— Exercise —
Report all lines holding "values".

— Data supplied —
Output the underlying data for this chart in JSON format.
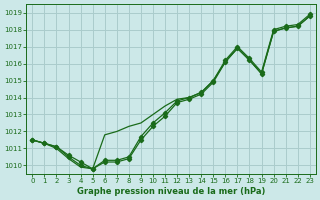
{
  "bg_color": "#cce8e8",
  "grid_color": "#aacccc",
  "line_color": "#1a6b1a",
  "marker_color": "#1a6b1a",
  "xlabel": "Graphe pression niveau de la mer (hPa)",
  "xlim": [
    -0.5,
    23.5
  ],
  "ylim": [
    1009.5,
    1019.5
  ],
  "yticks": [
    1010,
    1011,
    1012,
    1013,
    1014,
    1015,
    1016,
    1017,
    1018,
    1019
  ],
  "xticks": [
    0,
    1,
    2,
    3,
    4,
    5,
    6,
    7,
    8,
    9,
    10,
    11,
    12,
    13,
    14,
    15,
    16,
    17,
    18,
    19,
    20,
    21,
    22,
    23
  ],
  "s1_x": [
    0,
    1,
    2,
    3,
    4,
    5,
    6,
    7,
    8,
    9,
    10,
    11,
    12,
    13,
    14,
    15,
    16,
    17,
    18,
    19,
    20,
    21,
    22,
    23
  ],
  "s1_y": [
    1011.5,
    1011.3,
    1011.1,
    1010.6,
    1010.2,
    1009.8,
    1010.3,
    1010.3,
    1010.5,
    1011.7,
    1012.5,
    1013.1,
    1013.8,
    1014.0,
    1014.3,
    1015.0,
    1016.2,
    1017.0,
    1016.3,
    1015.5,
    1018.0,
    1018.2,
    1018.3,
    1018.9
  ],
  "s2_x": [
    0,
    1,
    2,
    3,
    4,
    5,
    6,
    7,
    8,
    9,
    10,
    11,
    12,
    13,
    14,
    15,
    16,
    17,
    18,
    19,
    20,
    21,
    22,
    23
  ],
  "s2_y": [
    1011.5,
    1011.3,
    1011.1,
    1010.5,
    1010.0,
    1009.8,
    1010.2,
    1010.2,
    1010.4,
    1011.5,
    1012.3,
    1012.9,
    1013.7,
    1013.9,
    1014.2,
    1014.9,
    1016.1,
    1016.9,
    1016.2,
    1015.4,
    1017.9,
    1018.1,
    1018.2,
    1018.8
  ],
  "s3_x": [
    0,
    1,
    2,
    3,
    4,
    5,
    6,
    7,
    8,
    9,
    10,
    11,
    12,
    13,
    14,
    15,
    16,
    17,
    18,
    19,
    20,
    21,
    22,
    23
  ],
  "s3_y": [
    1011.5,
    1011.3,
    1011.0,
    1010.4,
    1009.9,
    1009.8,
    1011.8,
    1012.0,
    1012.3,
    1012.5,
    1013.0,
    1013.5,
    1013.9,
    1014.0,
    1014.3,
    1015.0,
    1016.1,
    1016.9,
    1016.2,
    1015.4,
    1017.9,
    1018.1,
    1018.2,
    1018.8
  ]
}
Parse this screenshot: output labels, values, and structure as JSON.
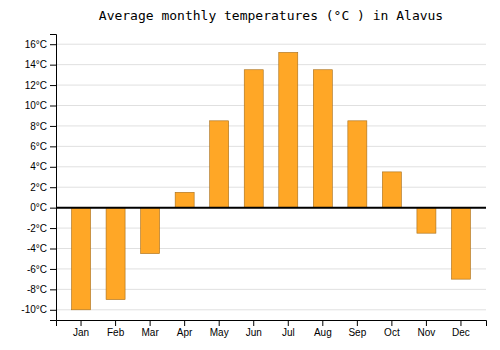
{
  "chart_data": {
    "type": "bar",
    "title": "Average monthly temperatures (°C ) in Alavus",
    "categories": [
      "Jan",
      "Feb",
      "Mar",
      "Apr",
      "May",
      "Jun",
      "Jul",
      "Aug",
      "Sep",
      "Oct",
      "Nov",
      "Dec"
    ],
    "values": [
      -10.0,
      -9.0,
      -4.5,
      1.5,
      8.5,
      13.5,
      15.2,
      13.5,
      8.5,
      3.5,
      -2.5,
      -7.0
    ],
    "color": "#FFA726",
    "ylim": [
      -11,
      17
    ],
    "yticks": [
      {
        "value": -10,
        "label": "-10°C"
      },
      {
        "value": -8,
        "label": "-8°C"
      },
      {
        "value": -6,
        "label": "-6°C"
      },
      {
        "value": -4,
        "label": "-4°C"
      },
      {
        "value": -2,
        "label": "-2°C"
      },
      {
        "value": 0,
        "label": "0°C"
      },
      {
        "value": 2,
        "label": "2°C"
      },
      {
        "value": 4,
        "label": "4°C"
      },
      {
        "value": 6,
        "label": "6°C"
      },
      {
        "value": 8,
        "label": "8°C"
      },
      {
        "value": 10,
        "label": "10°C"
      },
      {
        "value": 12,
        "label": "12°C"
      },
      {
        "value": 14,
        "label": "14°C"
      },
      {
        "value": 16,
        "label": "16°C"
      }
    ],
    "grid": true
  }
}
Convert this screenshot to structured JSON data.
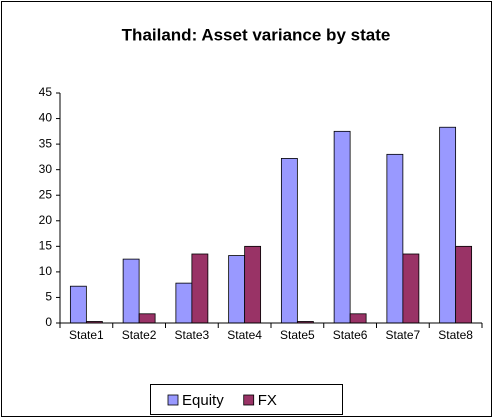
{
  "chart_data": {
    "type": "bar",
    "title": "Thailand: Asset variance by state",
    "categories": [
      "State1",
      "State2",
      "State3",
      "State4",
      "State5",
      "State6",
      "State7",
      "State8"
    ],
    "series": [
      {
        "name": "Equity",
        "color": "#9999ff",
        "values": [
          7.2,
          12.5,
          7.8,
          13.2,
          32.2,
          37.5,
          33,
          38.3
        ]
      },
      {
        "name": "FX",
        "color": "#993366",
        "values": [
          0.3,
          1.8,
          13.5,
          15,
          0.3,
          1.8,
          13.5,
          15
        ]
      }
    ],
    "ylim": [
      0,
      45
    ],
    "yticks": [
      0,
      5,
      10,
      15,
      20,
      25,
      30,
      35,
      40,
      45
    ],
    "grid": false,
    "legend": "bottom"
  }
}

— Answer to the problem —
Parse this screenshot: output labels, values, and structure as JSON.
    "values": [
        "values": [
        "values": [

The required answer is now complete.